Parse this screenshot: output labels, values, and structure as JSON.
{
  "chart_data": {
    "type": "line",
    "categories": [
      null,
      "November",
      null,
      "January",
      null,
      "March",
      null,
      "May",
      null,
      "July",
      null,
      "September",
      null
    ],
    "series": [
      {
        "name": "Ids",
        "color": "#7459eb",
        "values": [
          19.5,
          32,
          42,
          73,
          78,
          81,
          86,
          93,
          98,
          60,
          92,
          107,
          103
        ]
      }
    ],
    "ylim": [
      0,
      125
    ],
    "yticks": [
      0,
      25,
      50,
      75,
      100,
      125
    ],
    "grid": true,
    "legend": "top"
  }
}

•••

* [EXERCISE AIM] Return the material in full, exactly as shown.

* [TASK RESPONSE]
Parse this screenshot: output labels, values, and structure as JSON.
{
  "chart_data": {
    "type": "line",
    "categories": [
      null,
      "November",
      null,
      "January",
      null,
      "March",
      null,
      "May",
      null,
      "July",
      null,
      "September",
      null
    ],
    "series": [
      {
        "name": "Ids",
        "color": "#7459eb",
        "values": [
          19.5,
          32,
          42,
          73,
          78,
          81,
          86,
          93,
          98,
          60,
          92,
          107,
          103
        ]
      }
    ],
    "ylim": [
      0,
      125
    ],
    "yticks": [
      0,
      25,
      50,
      75,
      100,
      125
    ],
    "grid": true,
    "legend": "top"
  }
}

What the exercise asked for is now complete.